>> begin Data entries

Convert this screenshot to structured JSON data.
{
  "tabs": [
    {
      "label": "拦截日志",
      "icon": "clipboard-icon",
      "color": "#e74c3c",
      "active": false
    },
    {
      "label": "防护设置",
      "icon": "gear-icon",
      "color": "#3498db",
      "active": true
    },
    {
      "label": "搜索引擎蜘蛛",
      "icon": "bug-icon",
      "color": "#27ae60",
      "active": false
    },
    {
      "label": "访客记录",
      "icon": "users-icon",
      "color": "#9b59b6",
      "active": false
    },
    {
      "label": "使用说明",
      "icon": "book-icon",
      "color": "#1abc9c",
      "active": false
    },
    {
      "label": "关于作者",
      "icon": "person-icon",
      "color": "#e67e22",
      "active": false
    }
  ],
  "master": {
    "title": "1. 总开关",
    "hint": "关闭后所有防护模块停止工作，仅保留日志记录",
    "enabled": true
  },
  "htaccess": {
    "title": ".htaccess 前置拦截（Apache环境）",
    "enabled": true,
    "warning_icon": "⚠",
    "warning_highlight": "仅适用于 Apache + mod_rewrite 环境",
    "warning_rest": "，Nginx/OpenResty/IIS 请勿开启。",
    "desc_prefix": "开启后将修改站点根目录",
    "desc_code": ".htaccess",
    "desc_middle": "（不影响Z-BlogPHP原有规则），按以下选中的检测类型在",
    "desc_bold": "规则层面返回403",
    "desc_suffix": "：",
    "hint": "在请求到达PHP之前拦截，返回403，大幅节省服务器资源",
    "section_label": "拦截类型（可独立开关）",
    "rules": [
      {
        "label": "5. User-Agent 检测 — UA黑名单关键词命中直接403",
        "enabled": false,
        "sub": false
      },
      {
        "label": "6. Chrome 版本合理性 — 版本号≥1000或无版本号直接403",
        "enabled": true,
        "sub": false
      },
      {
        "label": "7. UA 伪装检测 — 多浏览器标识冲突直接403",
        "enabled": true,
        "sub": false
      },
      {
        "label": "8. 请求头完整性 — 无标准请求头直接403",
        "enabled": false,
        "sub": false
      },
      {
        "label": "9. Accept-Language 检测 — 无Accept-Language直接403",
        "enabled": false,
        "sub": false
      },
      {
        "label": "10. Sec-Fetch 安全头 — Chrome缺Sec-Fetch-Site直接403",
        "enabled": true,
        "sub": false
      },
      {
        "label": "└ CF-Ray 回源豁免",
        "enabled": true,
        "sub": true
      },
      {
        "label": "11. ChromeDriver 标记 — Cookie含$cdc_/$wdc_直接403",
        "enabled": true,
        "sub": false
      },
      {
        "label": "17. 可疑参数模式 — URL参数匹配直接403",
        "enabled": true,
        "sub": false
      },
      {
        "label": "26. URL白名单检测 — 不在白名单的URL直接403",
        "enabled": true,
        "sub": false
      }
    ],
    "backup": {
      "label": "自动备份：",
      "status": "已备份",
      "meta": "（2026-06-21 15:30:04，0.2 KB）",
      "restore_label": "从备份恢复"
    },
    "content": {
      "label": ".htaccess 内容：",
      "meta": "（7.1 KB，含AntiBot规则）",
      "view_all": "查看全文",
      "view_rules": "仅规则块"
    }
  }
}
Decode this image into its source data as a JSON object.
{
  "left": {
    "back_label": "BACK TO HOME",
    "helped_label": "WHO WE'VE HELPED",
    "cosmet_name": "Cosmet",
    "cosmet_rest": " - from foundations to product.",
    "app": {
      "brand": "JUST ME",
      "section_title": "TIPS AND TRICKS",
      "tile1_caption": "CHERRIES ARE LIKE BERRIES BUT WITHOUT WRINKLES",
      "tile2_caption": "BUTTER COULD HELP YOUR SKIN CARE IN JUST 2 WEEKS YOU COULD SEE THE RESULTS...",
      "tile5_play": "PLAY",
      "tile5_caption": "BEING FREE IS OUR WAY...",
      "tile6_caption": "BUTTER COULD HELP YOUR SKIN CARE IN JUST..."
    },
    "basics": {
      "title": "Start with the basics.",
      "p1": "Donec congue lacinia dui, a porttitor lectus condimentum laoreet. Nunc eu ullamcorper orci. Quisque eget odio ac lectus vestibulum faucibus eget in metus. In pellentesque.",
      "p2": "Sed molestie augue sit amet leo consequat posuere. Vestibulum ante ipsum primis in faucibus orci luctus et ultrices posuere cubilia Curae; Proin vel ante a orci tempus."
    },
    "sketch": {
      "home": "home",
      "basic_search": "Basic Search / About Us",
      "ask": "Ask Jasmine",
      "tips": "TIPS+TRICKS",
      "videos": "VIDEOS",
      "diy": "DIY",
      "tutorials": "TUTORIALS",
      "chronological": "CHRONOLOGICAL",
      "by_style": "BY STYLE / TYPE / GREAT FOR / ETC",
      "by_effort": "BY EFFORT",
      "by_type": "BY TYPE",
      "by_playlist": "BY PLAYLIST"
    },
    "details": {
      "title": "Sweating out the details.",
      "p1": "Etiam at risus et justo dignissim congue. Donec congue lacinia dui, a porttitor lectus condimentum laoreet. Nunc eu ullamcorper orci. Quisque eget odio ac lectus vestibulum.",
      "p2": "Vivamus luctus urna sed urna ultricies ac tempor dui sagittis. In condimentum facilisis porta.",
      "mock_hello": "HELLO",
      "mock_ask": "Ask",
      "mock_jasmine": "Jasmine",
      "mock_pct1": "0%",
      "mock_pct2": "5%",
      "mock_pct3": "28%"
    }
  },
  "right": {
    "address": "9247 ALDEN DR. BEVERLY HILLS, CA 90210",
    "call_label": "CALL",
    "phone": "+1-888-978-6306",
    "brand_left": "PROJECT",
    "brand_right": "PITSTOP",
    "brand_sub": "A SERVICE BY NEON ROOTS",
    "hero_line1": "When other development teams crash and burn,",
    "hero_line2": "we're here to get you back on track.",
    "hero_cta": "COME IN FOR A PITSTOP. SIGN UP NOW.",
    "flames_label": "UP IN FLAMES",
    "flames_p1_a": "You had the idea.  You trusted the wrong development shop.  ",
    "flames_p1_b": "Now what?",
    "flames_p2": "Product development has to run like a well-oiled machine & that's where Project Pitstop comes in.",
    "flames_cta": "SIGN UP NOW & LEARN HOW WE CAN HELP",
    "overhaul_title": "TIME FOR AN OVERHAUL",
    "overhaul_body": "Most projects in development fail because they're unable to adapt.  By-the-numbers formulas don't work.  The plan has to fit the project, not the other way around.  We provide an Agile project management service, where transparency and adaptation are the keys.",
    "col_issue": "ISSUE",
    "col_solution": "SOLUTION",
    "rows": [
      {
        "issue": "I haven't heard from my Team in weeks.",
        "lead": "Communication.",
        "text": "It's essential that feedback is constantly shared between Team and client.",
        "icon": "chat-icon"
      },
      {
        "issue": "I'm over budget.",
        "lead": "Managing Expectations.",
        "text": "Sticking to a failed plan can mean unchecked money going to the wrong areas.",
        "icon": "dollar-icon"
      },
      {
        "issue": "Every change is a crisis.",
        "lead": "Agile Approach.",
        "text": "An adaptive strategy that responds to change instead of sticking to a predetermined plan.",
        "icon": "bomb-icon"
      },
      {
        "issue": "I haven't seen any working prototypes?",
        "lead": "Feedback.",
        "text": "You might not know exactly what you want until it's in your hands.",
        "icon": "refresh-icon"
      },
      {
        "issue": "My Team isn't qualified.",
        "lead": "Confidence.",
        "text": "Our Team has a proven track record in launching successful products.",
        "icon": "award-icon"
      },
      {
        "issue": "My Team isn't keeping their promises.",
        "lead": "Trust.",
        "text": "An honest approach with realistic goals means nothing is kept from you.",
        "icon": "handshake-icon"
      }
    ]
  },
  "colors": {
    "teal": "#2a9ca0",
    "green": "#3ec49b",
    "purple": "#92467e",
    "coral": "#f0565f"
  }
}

>> end Data entries

- _Goal_:
In the records above, locate each line with the word "TIPS". Copy all such lines.

- _Complete response_:
      "section_title": "TIPS AND TRICKS",
      "tips": "TIPS+TRICKS",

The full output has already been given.